- Short problem: In the records below, count every line containing "Серый". Reply with the number only.

- Record excerpts:

┄┄┄┄┄┄┄┄┄┄┄┄┄┄┄┄┄┄┄┄

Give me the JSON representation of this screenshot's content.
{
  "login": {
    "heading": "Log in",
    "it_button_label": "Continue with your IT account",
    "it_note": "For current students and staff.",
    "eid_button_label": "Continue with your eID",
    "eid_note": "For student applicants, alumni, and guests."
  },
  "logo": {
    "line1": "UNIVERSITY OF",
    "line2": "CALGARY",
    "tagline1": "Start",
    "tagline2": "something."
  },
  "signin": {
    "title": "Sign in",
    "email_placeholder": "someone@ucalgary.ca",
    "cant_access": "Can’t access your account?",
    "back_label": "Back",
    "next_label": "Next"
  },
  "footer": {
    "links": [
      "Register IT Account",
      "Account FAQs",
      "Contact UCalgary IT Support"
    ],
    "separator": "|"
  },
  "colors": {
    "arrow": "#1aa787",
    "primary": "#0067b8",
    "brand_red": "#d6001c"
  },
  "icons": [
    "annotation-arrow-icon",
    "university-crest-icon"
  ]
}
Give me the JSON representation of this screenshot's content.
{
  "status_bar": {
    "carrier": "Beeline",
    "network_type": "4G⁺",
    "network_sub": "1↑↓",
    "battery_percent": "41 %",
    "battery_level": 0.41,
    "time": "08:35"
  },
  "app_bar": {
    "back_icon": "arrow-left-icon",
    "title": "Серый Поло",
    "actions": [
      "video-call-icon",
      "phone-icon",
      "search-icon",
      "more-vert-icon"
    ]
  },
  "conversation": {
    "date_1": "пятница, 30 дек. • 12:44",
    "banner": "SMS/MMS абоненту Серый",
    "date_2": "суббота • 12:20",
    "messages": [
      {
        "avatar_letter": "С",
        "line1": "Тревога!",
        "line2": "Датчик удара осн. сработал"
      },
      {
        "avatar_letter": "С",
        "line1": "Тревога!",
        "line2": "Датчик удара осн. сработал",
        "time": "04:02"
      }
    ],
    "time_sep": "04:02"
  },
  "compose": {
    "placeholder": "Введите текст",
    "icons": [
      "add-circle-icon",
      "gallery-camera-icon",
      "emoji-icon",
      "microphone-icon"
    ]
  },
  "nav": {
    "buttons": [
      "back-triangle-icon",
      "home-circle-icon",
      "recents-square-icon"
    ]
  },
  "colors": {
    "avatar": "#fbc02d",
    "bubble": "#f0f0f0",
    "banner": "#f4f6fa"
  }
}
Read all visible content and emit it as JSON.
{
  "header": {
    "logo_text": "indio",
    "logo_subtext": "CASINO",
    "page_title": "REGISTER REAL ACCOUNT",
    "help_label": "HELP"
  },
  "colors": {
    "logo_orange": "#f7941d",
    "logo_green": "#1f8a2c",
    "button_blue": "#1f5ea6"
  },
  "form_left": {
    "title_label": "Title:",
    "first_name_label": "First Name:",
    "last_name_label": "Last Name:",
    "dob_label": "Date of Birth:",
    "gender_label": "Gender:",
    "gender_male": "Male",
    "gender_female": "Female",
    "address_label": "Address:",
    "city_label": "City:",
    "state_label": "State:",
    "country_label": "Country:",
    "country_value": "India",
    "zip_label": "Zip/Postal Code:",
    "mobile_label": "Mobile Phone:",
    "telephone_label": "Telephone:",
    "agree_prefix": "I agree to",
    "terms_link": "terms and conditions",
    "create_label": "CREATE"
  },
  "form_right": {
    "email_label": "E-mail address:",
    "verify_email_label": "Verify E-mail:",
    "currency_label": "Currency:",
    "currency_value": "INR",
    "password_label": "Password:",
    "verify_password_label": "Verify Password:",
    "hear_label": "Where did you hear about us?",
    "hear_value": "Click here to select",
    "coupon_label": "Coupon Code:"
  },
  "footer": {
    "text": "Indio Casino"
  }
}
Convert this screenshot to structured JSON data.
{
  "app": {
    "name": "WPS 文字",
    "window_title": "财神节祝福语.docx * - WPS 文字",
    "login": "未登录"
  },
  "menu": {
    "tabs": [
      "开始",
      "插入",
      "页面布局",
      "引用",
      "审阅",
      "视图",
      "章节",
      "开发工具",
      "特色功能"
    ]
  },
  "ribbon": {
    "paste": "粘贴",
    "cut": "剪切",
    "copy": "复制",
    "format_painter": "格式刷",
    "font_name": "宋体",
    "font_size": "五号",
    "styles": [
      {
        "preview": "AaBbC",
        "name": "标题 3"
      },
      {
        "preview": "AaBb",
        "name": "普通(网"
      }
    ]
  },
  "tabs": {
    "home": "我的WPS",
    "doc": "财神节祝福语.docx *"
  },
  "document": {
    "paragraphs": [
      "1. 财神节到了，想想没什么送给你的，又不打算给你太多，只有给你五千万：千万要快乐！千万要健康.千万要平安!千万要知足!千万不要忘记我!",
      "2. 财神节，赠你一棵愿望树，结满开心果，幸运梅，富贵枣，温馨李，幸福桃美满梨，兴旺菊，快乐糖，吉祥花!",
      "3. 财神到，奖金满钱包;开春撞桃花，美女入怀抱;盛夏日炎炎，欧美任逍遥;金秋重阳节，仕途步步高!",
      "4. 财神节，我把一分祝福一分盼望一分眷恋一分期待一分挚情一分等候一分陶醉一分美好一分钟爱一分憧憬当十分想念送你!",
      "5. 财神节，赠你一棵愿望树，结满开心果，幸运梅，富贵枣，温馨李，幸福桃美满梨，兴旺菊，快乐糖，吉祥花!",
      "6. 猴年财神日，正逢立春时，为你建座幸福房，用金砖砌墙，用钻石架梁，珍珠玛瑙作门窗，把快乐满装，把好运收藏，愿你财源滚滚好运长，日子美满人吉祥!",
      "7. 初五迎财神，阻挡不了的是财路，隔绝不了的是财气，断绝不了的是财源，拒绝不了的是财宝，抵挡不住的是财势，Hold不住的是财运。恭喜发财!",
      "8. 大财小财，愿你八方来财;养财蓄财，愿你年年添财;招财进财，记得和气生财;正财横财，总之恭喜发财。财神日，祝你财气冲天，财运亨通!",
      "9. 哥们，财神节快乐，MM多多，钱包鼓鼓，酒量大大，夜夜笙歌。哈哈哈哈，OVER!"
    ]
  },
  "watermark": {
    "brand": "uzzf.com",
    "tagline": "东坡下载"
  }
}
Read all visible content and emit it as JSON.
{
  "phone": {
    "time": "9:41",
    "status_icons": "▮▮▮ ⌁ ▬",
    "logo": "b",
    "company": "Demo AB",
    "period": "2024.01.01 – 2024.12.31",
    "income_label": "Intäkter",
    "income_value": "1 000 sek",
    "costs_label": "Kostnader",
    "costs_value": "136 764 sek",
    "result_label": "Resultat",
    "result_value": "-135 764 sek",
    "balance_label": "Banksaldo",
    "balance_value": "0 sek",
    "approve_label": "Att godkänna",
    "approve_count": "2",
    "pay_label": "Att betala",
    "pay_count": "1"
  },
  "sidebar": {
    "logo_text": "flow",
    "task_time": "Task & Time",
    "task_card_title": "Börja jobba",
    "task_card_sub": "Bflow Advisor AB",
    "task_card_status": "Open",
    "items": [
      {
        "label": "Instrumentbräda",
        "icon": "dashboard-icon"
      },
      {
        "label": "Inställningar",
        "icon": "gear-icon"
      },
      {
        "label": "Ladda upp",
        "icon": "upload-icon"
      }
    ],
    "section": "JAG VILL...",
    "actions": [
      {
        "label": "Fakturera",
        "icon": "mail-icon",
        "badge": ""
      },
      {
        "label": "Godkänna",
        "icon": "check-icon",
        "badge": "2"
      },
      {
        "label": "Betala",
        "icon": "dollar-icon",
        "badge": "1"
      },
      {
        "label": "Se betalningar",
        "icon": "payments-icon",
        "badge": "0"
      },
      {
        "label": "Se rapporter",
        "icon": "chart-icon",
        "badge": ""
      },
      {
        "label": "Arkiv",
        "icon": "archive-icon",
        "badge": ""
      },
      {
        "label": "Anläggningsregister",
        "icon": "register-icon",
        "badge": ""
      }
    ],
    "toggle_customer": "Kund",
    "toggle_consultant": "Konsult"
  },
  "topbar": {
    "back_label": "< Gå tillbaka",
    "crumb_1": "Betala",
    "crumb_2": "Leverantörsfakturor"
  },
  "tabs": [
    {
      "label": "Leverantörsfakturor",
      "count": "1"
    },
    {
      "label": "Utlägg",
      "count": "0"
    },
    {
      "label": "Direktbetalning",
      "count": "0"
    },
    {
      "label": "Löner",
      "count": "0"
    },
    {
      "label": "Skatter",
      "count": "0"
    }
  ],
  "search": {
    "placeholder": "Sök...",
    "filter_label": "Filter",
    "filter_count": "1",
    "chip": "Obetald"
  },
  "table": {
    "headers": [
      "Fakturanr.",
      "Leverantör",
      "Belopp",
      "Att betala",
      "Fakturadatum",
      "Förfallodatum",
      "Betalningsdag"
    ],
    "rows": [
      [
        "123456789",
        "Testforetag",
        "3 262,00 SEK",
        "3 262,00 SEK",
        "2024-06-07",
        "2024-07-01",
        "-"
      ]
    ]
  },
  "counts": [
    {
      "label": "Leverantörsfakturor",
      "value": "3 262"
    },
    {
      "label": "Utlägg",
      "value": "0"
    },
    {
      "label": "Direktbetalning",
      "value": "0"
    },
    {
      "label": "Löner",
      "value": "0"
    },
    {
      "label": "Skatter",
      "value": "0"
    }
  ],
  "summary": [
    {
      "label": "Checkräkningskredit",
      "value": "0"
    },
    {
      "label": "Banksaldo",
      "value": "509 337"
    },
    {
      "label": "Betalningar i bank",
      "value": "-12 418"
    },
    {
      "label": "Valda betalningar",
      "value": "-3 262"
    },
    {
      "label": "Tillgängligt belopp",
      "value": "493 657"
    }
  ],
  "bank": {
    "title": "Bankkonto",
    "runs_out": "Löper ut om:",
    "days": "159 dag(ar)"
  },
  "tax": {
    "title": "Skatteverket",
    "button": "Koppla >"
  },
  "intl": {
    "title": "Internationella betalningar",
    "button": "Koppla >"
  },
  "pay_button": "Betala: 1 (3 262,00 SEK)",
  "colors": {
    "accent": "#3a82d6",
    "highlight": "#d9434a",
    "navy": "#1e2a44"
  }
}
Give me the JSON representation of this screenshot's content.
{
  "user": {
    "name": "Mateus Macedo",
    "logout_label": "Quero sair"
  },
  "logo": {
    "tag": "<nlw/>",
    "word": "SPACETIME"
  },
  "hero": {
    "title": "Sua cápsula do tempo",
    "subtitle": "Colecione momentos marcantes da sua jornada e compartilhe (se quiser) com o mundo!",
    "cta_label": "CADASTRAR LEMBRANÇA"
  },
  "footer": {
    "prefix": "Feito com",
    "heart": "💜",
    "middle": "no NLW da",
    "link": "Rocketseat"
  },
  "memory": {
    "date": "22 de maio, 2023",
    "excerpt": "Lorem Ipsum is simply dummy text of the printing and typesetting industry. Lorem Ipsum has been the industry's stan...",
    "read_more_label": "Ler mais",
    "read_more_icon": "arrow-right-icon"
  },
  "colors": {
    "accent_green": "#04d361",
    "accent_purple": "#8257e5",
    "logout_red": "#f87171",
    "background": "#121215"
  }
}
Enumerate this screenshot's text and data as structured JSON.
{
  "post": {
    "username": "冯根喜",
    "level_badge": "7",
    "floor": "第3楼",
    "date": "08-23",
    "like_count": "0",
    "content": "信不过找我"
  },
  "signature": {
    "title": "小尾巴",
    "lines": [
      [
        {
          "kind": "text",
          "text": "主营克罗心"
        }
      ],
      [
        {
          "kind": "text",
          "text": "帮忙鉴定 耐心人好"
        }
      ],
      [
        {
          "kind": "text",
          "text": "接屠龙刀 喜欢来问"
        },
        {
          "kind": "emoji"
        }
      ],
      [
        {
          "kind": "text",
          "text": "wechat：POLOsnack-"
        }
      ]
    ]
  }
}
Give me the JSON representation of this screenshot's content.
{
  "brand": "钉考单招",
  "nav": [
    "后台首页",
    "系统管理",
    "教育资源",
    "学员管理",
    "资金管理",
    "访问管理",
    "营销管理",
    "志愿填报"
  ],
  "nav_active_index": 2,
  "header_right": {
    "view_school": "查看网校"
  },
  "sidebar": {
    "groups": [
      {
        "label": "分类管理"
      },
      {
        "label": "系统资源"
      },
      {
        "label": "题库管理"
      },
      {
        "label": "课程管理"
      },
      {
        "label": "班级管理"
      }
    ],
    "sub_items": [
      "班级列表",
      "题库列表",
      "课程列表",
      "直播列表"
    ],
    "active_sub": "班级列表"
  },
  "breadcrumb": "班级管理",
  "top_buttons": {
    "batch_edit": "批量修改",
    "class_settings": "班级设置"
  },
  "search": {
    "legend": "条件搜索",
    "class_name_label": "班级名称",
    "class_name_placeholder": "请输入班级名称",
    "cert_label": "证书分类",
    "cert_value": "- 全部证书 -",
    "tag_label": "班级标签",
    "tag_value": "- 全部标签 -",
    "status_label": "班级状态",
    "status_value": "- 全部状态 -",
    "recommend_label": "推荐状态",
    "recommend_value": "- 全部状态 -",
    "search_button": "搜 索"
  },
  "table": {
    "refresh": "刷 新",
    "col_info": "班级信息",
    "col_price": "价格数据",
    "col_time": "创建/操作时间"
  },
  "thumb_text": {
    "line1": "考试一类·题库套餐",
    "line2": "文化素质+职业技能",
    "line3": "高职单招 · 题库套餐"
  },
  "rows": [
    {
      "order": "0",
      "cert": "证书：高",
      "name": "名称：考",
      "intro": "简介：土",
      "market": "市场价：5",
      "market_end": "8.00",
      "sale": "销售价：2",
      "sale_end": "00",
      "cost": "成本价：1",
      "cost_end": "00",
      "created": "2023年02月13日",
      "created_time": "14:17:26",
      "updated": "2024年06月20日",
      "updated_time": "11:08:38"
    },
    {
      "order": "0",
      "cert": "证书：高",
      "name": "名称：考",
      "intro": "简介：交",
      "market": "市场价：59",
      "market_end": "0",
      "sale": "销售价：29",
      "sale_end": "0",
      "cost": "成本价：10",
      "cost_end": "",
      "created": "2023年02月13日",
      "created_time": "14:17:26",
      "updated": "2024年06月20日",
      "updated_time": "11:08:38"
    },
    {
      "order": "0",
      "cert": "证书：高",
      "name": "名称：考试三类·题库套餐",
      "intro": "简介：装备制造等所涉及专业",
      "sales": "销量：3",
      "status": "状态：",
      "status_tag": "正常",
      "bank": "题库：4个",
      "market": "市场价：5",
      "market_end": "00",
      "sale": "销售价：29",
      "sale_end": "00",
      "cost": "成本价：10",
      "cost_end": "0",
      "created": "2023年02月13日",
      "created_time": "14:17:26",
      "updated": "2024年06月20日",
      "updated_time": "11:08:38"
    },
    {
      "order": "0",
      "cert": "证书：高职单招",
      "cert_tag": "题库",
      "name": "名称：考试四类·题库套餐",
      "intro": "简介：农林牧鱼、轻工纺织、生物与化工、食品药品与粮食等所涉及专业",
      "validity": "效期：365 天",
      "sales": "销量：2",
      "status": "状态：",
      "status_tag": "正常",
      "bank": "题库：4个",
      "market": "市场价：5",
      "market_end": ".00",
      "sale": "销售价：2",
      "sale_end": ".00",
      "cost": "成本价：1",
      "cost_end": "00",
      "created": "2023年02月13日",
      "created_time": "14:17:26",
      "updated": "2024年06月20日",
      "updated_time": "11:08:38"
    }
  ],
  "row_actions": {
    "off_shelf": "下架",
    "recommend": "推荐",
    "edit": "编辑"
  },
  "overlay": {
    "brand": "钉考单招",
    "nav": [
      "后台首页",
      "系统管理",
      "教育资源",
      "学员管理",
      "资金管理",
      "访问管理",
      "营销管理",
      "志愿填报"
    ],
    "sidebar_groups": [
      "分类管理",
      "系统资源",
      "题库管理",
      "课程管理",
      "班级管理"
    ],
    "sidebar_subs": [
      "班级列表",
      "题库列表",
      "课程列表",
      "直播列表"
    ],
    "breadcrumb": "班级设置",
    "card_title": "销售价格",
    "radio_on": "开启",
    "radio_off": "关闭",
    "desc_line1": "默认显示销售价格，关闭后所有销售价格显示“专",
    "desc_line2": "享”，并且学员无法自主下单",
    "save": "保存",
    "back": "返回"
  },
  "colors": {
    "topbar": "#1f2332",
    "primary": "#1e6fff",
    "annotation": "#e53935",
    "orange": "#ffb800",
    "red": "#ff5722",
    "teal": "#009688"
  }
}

┄┄┄┄┄┄┄┄┄┄┄┄┄┄┄┄┄┄┄┄

- Solution for this task: 2